▶ **WHAT IS ASKED**
Lift out all lines below that contain "Real".
[Start PROVIDED DATA]
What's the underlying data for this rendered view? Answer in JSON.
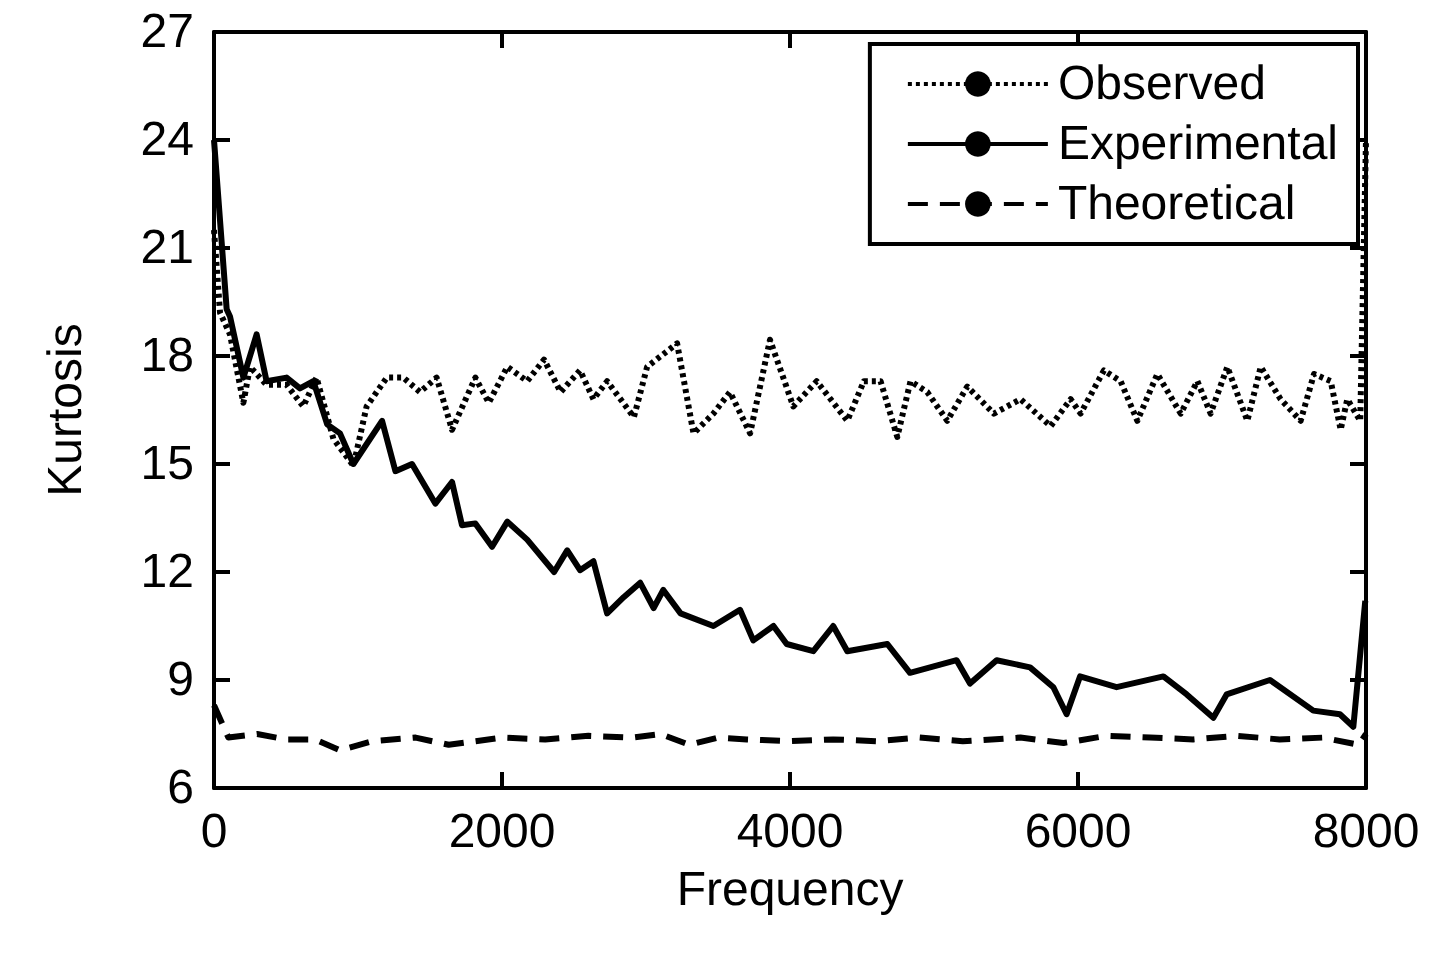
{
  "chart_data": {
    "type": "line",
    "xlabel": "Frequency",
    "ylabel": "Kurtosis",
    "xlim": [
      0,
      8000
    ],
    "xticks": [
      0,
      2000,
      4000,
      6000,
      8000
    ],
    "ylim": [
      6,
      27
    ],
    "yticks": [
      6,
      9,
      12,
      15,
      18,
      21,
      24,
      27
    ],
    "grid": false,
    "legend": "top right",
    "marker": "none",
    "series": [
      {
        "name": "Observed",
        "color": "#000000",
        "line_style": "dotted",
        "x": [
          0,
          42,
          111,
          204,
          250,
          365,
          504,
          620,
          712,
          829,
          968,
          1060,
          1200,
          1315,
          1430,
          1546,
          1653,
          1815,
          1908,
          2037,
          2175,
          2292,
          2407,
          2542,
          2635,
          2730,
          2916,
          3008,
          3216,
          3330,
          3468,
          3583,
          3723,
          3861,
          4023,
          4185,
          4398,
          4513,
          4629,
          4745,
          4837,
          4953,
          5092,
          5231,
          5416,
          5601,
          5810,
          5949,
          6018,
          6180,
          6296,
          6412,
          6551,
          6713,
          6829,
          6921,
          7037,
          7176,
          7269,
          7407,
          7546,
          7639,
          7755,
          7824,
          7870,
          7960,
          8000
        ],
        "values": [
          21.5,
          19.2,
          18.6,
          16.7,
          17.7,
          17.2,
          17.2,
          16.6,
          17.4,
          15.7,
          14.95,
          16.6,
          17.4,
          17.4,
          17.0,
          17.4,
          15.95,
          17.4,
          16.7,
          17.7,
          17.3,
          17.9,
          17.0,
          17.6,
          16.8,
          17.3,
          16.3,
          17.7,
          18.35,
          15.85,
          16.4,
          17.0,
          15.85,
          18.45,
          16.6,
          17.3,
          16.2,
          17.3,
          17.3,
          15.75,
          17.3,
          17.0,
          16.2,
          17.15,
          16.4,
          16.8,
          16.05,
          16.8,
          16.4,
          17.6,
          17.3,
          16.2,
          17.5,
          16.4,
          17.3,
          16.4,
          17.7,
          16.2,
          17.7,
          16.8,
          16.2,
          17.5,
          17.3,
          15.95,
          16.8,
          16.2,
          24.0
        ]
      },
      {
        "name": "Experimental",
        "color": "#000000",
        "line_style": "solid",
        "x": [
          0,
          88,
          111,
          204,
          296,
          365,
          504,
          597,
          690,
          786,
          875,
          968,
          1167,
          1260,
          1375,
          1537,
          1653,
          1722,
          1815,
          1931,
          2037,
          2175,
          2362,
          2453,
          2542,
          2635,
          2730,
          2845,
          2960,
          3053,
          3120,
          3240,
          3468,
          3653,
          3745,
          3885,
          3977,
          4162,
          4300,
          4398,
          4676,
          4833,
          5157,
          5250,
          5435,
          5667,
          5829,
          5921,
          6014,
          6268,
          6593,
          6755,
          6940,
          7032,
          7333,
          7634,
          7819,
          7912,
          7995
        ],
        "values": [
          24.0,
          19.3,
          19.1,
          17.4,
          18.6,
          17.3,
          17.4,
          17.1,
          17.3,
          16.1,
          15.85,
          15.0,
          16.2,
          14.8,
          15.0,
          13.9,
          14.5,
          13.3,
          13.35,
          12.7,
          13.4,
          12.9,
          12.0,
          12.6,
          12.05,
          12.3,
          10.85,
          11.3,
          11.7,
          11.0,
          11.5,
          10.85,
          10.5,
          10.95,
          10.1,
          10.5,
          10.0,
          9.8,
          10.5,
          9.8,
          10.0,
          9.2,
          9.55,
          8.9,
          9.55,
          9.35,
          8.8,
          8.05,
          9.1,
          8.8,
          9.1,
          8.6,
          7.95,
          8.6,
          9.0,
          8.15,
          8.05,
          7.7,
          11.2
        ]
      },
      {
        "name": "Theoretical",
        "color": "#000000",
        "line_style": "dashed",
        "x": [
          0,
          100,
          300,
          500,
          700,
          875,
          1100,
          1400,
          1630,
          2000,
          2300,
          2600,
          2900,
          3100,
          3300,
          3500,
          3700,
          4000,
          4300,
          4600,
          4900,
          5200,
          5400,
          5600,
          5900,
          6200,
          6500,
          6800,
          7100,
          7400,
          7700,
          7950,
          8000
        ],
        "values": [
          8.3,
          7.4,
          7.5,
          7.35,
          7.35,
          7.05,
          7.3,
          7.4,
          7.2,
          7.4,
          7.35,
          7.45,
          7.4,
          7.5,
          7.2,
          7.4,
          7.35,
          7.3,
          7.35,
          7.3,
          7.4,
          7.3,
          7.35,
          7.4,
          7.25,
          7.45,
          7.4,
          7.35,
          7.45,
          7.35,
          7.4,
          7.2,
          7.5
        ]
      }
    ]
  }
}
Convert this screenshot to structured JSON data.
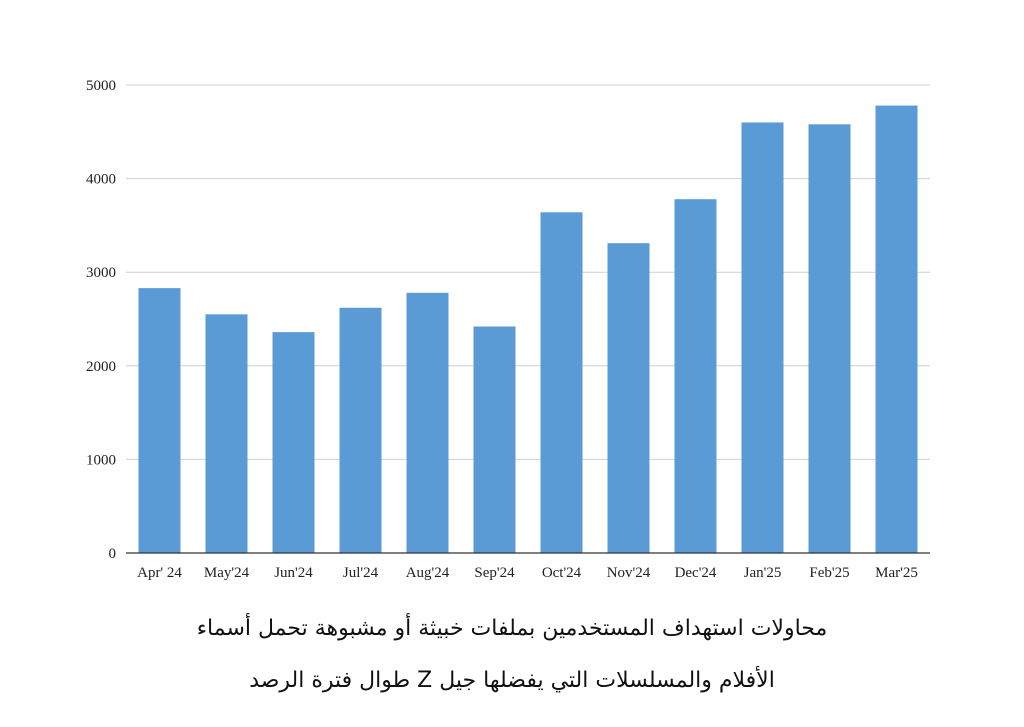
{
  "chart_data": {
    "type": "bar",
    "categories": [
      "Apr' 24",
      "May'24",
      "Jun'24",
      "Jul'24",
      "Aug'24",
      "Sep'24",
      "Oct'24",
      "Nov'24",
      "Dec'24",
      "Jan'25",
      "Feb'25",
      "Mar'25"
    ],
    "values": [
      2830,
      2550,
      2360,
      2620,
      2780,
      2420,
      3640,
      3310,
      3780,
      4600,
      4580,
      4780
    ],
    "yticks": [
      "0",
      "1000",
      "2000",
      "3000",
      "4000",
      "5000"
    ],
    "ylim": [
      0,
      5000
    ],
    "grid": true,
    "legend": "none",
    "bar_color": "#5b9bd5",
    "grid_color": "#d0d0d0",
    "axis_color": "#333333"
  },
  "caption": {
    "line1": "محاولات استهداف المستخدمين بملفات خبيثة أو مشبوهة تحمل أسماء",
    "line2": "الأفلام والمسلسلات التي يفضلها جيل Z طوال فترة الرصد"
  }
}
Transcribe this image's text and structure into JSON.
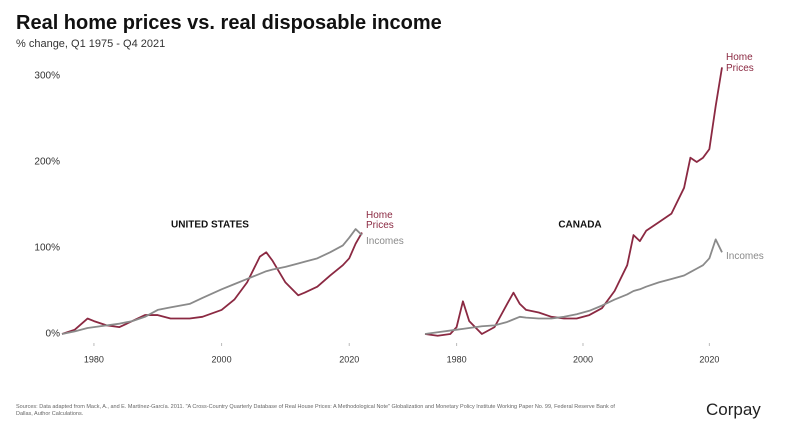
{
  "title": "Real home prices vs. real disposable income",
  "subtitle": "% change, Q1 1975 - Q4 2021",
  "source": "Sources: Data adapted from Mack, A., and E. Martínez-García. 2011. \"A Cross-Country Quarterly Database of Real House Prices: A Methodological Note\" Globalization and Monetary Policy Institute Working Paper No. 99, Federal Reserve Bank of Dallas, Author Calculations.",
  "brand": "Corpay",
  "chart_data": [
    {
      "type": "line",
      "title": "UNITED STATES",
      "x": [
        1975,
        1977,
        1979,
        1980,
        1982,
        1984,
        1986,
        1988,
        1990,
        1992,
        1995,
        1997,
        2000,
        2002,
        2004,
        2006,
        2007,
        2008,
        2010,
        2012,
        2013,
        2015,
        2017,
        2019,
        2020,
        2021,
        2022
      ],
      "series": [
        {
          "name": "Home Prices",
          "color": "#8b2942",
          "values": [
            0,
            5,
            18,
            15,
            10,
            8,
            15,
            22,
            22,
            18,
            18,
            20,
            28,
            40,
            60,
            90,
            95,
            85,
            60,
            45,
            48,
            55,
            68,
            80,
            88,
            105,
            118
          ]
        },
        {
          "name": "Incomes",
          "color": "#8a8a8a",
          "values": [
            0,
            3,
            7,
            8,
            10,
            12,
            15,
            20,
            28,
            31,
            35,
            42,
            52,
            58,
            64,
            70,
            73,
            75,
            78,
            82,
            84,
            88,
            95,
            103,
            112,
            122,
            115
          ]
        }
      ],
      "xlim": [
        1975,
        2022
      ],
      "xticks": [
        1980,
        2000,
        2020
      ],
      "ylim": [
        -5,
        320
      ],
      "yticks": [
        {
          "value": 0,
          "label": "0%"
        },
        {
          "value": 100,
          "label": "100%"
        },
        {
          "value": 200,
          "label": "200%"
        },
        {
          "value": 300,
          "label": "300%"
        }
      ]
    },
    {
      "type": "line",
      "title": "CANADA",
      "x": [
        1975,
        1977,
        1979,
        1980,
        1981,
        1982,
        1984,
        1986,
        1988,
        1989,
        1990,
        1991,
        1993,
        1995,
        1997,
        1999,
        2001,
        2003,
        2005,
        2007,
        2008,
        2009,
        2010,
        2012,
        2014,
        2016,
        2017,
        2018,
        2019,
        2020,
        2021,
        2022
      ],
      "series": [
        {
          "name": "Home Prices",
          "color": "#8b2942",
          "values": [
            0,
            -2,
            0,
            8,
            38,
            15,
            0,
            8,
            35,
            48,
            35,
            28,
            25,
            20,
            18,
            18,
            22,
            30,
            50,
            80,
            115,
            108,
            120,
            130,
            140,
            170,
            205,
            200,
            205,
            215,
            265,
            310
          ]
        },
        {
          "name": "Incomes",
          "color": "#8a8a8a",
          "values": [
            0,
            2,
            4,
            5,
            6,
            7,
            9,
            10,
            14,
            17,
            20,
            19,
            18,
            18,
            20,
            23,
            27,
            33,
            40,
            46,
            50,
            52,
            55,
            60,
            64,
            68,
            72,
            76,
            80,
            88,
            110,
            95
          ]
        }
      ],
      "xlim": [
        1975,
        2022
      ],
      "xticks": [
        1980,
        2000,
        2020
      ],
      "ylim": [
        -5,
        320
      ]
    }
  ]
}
[End PROVIDED DATA]
▶ **THE RESPONSE**
  "title": "Real home prices vs. real disposable income",
  "source": "Sources: Data adapted from Mack, A., and E. Martínez-García. 2011. \"A Cross-Country Quarterly Database of Real House Prices: A Methodological Note\" Globalization and Monetary Policy Institute Working Paper No. 99, Federal Reserve Bank of Dallas, Author Calculations.",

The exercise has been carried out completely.